▶ [Given exercise]
Count how many lines of the material contain the string "JSON", then give that number and nothing more.

▶ [Supplied information]

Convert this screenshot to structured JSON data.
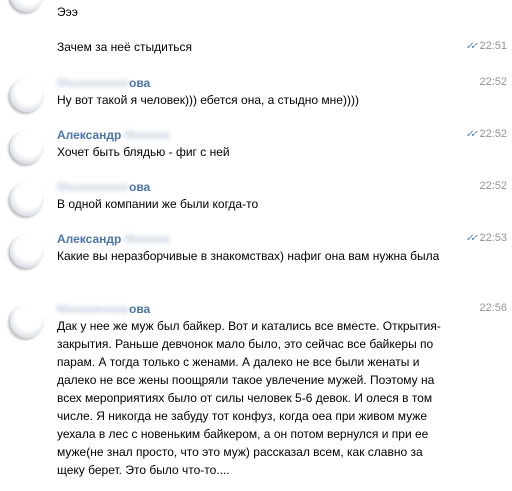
{
  "messages": [
    {
      "author": "",
      "text": "Эээ",
      "time": ""
    },
    {
      "author": "",
      "text": "Зачем за неё стыдиться",
      "time": "22:51",
      "read": true
    },
    {
      "author": "ова",
      "text": "Ну вот такой я человек))) ебется она, а стыдно мне))))",
      "time": "22:52",
      "read": false
    },
    {
      "author": "Александр",
      "text": "Хочет быть блядью  -  фиг с ней",
      "time": "22:52",
      "read": true
    },
    {
      "author": "ова",
      "text": "В одной компании же были когда-то",
      "time": "22:52",
      "read": false
    },
    {
      "author": "Александр",
      "text": "Какие вы неразборчивые в знакомствах)  нафиг она вам нужна была",
      "time": "22:53",
      "read": true
    },
    {
      "author": "ова",
      "text": "Дак у нее же муж был байкер. Вот и катались все вместе. Открытия-закрытия. Раньше девчонок мало было, это сейчас все байкеры по парам. А тогда только с женами. А далеко не все были женаты и далеко не все жены поощряли такое увлечение мужей. Поэтому на всех мероприятиях было от силы человек 5-6 девок. И олеся в том числе. Я никогда не забуду тот конфуз, когда оеа при живом муже уехала в лес с новеньким байкером, а он потом вернулся и при ее муже(не знал просто, что это муж) рассказал всем, как славно за щеку берет. Это было что-то....",
      "time": "22:56",
      "read": false
    }
  ],
  "read_check": "✓✓",
  "colors": {
    "author": "#4a76a8",
    "time": "#939393",
    "check": "#5181b8"
  }
}
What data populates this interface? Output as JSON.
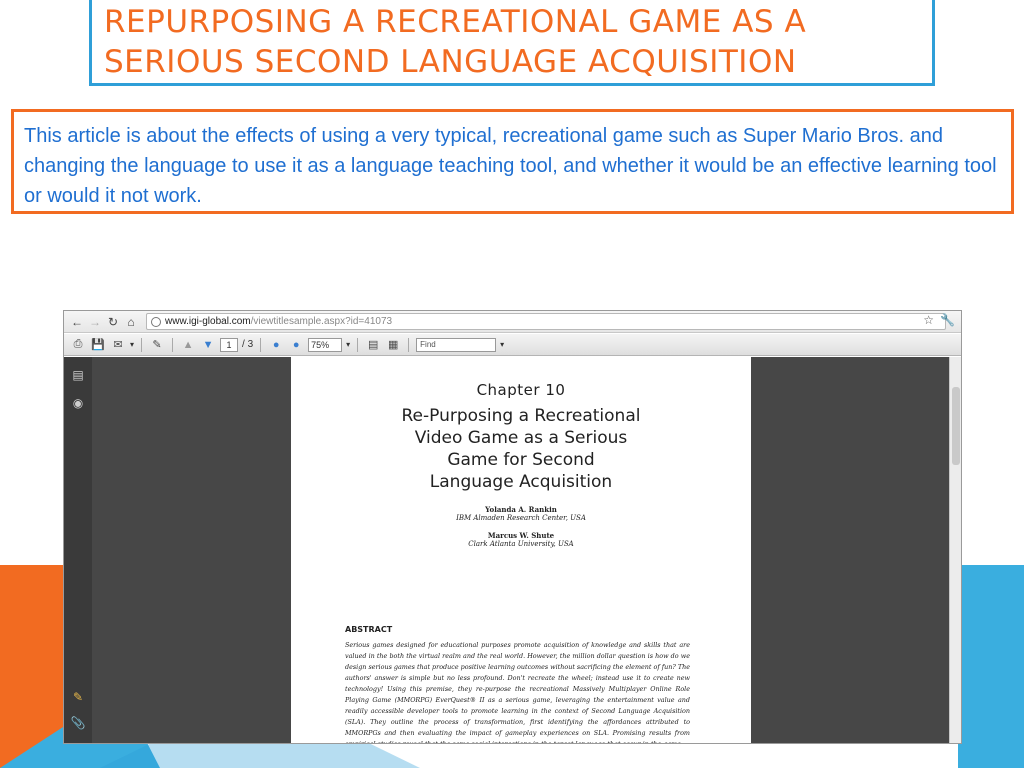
{
  "title": "REPURPOSING A RECREATIONAL GAME AS A SERIOUS SECOND LANGUAGE ACQUISITION",
  "summary": "This article is about the effects of using a very typical, recreational game such as Super Mario Bros. and changing the language to use it as a language teaching tool, and whether it would be an effective learning tool or would it not work.",
  "browser": {
    "url_host": "www.igi-global.com",
    "url_path": "/viewtitlesample.aspx?id=41073",
    "toolbar": {
      "page_current": "1",
      "page_total": "/ 3",
      "zoom": "75%",
      "find_placeholder": "Find"
    }
  },
  "pdf": {
    "chapter": "Chapter 10",
    "book_title": [
      "Re-Purposing a Recreational",
      "Video Game as a Serious",
      "Game for Second",
      "Language Acquisition"
    ],
    "authors": [
      {
        "name": "Yolanda A. Rankin",
        "affiliation": "IBM Almaden Research Center, USA"
      },
      {
        "name": "Marcus W. Shute",
        "affiliation": "Clark Atlanta University, USA"
      }
    ],
    "abstract_heading": "ABSTRACT",
    "abstract_text": "Serious games designed for educational purposes promote acquisition of knowledge and skills that are valued in the both the virtual realm and the real world. However, the million dollar question is how do we design serious games that produce positive learning outcomes without sacrificing the element of fun? The authors' answer is simple but no less profound. Don't recreate the wheel; instead use it to create new technology! Using this premise, they re-purpose the recreational Massively Multiplayer Online Role Playing Game (MMORPG) EverQuest® II as a serious game, leveraging the entertainment value and readily accessible developer tools to promote learning in the context of Second Language Acquisition (SLA). They outline the process of transformation, first identifying the affordances attributed to MMORPGs and then evaluating the impact of gameplay experiences on SLA. Promising results from empirical studies reveal that the same social interactions in the target language that occur in the game"
  },
  "colors": {
    "title": "#f26b21",
    "title_border": "#2f9fd8",
    "summary_text": "#1f6fd1",
    "summary_border": "#f26b21",
    "band_orange": "#f26b21",
    "band_blue": "#3aaedf"
  }
}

▶ [Finished task]
2